#### Instruction:
Reproduce exactly the final portion of the data: every line from the one containing "Give me a plain-text" through the last line, inclusive.

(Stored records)
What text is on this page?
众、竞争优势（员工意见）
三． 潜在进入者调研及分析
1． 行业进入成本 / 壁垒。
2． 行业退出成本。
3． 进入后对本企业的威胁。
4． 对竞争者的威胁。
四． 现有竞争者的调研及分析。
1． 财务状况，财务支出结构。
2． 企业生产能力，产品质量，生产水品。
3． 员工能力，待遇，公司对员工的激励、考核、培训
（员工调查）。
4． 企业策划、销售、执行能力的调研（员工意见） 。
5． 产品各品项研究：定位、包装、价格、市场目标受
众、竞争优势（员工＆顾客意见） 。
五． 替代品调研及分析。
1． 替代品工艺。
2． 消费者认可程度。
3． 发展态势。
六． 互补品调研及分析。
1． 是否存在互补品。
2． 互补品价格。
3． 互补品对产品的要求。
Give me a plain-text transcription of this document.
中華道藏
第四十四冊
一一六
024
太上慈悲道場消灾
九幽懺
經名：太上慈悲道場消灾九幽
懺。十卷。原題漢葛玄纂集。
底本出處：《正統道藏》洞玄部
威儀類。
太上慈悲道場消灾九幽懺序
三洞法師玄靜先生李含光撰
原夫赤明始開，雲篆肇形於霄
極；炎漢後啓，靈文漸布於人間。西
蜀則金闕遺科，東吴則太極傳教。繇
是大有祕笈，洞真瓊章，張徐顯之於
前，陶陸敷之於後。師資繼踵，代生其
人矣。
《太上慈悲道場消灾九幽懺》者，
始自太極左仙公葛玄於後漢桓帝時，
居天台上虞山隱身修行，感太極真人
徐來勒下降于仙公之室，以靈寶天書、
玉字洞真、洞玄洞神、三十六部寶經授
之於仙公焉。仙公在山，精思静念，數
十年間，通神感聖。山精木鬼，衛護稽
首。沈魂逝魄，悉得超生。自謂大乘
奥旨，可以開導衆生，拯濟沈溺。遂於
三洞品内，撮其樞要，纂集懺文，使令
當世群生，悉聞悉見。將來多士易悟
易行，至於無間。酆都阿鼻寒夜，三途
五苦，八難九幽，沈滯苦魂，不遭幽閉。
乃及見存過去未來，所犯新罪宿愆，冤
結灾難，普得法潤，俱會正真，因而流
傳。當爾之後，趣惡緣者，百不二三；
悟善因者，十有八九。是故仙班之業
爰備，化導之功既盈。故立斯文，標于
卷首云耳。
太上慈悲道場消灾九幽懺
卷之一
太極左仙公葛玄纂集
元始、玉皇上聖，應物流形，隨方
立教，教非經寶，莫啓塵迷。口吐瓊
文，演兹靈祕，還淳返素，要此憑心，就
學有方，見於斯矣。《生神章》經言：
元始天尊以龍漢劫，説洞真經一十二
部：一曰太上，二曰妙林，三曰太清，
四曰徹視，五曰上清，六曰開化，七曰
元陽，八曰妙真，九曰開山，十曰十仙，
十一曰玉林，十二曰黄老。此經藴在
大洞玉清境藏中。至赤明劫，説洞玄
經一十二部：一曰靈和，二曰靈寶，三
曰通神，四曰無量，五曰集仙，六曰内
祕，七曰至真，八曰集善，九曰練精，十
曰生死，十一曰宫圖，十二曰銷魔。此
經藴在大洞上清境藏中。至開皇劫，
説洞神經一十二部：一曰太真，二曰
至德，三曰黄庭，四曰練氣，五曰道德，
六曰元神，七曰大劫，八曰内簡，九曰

#### Answer to the task:
Give me a plain-text transcription of this document.
中華道藏
第四十四冊
一一六
024
太上慈悲道場消灾
九幽懺
經名：太上慈悲道場消灾九幽
懺。十卷。原題漢葛玄纂集。
底本出處：《正統道藏》洞玄部
威儀類。
太上慈悲道場消灾九幽懺序
三洞法師玄靜先生李含光撰
原夫赤明始開，雲篆肇形於霄
極；炎漢後啓，靈文漸布於人間。西
蜀則金闕遺科，東吴則太極傳教。繇
是大有祕笈，洞真瓊章，張徐顯之於
前，陶陸敷之於後。師資繼踵，代生其
人矣。
《太上慈悲道場消灾九幽懺》者，
始自太極左仙公葛玄於後漢桓帝時，
居天台上虞山隱身修行，感太極真人
徐來勒下降于仙公之室，以靈寶天書、
玉字洞真、洞玄洞神、三十六部寶經授
之於仙公焉。仙公在山，精思静念，數
十年間，通神感聖。山精木鬼，衛護稽
首。沈魂逝魄，悉得超生。自謂大乘
奥旨，可以開導衆生，拯濟沈溺。遂於
三洞品内，撮其樞要，纂集懺文，使令
當世群生，悉聞悉見。將來多士易悟
易行，至於無間。酆都阿鼻寒夜，三途
五苦，八難九幽，沈滯苦魂，不遭幽閉。
乃及見存過去未來，所犯新罪宿愆，冤
結灾難，普得法潤，俱會正真，因而流
傳。當爾之後，趣惡緣者，百不二三；
悟善因者，十有八九。是故仙班之業
爰備，化導之功既盈。故立斯文，標于
卷首云耳。
太上慈悲道場消灾九幽懺
卷之一
太極左仙公葛玄纂集
元始、玉皇上聖，應物流形，隨方
立教，教非經寶，莫啓塵迷。口吐瓊
文，演兹靈祕，還淳返素，要此憑心，就
學有方，見於斯矣。《生神章》經言：
元始天尊以龍漢劫，説洞真經一十二
部：一曰太上，二曰妙林，三曰太清，
四曰徹視，五曰上清，六曰開化，七曰
元陽，八曰妙真，九曰開山，十曰十仙，
十一曰玉林，十二曰黄老。此經藴在
大洞玉清境藏中。至赤明劫，説洞玄
經一十二部：一曰靈和，二曰靈寶，三
曰通神，四曰無量，五曰集仙，六曰内
祕，七曰至真，八曰集善，九曰練精，十
曰生死，十一曰宫圖，十二曰銷魔。此
經藴在大洞上清境藏中。至開皇劫，
説洞神經一十二部：一曰太真，二曰
至德，三曰黄庭，四曰練氣，五曰道德，
六曰元神，七曰大劫，八曰内簡，九曰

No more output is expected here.